Top of Data for the task
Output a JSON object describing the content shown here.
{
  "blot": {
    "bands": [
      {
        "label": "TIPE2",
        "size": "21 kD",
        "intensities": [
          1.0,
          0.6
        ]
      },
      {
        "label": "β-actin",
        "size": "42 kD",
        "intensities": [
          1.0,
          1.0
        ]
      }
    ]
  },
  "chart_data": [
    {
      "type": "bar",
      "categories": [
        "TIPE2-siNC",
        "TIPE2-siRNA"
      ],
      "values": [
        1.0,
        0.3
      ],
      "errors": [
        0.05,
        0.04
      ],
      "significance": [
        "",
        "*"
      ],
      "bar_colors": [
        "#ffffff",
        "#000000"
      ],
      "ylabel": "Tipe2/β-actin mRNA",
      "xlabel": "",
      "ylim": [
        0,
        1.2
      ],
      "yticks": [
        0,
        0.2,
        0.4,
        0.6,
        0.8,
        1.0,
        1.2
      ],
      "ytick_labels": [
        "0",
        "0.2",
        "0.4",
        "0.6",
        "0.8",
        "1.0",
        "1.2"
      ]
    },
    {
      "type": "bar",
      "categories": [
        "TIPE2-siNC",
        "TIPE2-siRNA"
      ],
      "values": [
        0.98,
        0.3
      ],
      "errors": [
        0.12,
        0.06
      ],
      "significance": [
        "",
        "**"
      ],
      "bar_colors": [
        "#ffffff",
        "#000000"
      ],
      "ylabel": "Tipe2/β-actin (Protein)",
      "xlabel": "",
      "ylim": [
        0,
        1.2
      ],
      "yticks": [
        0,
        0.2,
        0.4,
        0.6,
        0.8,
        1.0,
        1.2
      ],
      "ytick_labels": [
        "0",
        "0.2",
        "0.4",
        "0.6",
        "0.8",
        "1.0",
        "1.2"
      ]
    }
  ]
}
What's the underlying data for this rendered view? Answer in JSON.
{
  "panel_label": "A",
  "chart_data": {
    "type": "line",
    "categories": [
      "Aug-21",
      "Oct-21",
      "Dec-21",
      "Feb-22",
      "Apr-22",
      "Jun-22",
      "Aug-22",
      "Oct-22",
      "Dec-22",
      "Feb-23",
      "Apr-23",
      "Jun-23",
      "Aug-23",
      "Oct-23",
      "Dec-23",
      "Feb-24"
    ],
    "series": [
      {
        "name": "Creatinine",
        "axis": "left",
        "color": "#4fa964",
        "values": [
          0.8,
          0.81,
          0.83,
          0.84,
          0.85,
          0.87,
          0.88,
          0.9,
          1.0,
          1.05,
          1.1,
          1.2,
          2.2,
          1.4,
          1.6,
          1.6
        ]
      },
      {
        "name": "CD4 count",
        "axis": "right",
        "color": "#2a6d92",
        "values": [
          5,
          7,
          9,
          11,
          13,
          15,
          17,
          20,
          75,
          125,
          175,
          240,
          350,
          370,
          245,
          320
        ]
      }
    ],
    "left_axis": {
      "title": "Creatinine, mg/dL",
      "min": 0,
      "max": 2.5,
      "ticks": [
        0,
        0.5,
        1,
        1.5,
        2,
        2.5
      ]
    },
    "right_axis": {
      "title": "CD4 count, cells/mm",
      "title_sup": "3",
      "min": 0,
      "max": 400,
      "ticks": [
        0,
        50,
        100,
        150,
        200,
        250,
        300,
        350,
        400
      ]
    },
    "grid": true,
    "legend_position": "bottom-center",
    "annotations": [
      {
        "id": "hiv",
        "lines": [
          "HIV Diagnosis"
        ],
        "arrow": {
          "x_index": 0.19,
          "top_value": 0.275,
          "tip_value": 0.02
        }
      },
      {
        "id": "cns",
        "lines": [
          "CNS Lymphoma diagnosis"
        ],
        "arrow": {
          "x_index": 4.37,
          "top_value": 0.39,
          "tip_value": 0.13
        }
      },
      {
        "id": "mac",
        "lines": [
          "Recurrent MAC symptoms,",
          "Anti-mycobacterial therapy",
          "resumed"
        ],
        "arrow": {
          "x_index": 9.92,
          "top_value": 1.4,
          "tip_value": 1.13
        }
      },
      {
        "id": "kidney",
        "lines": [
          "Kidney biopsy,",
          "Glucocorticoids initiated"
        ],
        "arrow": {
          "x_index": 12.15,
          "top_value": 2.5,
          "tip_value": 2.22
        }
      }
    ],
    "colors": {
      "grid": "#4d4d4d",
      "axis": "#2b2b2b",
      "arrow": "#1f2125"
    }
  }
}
Bottom of Data for the task
• **Task brief**
Would you give the data above again, exactly as written?

• **Result of the exercise**
Output a JSON object describing the content shown here.
{
  "blot": {
    "bands": [
      {
        "label": "TIPE2",
        "size": "21 kD",
        "intensities": [
          1.0,
          0.6
        ]
      },
      {
        "label": "β-actin",
        "size": "42 kD",
        "intensities": [
          1.0,
          1.0
        ]
      }
    ]
  },
  "chart_data": [
    {
      "type": "bar",
      "categories": [
        "TIPE2-siNC",
        "TIPE2-siRNA"
      ],
      "values": [
        1.0,
        0.3
      ],
      "errors": [
        0.05,
        0.04
      ],
      "significance": [
        "",
        "*"
      ],
      "bar_colors": [
        "#ffffff",
        "#000000"
      ],
      "ylabel": "Tipe2/β-actin mRNA",
      "xlabel": "",
      "ylim": [
        0,
        1.2
      ],
      "yticks": [
        0,
        0.2,
        0.4,
        0.6,
        0.8,
        1.0,
        1.2
      ],
      "ytick_labels": [
        "0",
        "0.2",
        "0.4",
        "0.6",
        "0.8",
        "1.0",
        "1.2"
      ]
    },
    {
      "type": "bar",
      "categories": [
        "TIPE2-siNC",
        "TIPE2-siRNA"
      ],
      "values": [
        0.98,
        0.3
      ],
      "errors": [
        0.12,
        0.06
      ],
      "significance": [
        "",
        "**"
      ],
      "bar_colors": [
        "#ffffff",
        "#000000"
      ],
      "ylabel": "Tipe2/β-actin (Protein)",
      "xlabel": "",
      "ylim": [
        0,
        1.2
      ],
      "yticks": [
        0,
        0.2,
        0.4,
        0.6,
        0.8,
        1.0,
        1.2
      ],
      "ytick_labels": [
        "0",
        "0.2",
        "0.4",
        "0.6",
        "0.8",
        "1.0",
        "1.2"
      ]
    }
  ]
}
What's the underlying data for this rendered view? Answer in JSON.
{
  "panel_label": "A",
  "chart_data": {
    "type": "line",
    "categories": [
      "Aug-21",
      "Oct-21",
      "Dec-21",
      "Feb-22",
      "Apr-22",
      "Jun-22",
      "Aug-22",
      "Oct-22",
      "Dec-22",
      "Feb-23",
      "Apr-23",
      "Jun-23",
      "Aug-23",
      "Oct-23",
      "Dec-23",
      "Feb-24"
    ],
    "series": [
      {
        "name": "Creatinine",
        "axis": "left",
        "color": "#4fa964",
        "values": [
          0.8,
          0.81,
          0.83,
          0.84,
          0.85,
          0.87,
          0.88,
          0.9,
          1.0,
          1.05,
          1.1,
          1.2,
          2.2,
          1.4,
          1.6,
          1.6
        ]
      },
      {
        "name": "CD4 count",
        "axis": "right",
        "color": "#2a6d92",
        "values": [
          5,
          7,
          9,
          11,
          13,
          15,
          17,
          20,
          75,
          125,
          175,
          240,
          350,
          370,
          245,
          320
        ]
      }
    ],
    "left_axis": {
      "title": "Creatinine, mg/dL",
      "min": 0,
      "max": 2.5,
      "ticks": [
        0,
        0.5,
        1,
        1.5,
        2,
        2.5
      ]
    },
    "right_axis": {
      "title": "CD4 count, cells/mm",
      "title_sup": "3",
      "min": 0,
      "max": 400,
      "ticks": [
        0,
        50,
        100,
        150,
        200,
        250,
        300,
        350,
        400
      ]
    },
    "grid": true,
    "legend_position": "bottom-center",
    "annotations": [
      {
        "id": "hiv",
        "lines": [
          "HIV Diagnosis"
        ],
        "arrow": {
          "x_index": 0.19,
          "top_value": 0.275,
          "tip_value": 0.02
        }
      },
      {
        "id": "cns",
        "lines": [
          "CNS Lymphoma diagnosis"
        ],
        "arrow": {
          "x_index": 4.37,
          "top_value": 0.39,
          "tip_value": 0.13
        }
      },
      {
        "id": "mac",
        "lines": [
          "Recurrent MAC symptoms,",
          "Anti-mycobacterial therapy",
          "resumed"
        ],
        "arrow": {
          "x_index": 9.92,
          "top_value": 1.4,
          "tip_value": 1.13
        }
      },
      {
        "id": "kidney",
        "lines": [
          "Kidney biopsy,",
          "Glucocorticoids initiated"
        ],
        "arrow": {
          "x_index": 12.15,
          "top_value": 2.5,
          "tip_value": 2.22
        }
      }
    ],
    "colors": {
      "grid": "#4d4d4d",
      "axis": "#2b2b2b",
      "arrow": "#1f2125"
    }
  }
}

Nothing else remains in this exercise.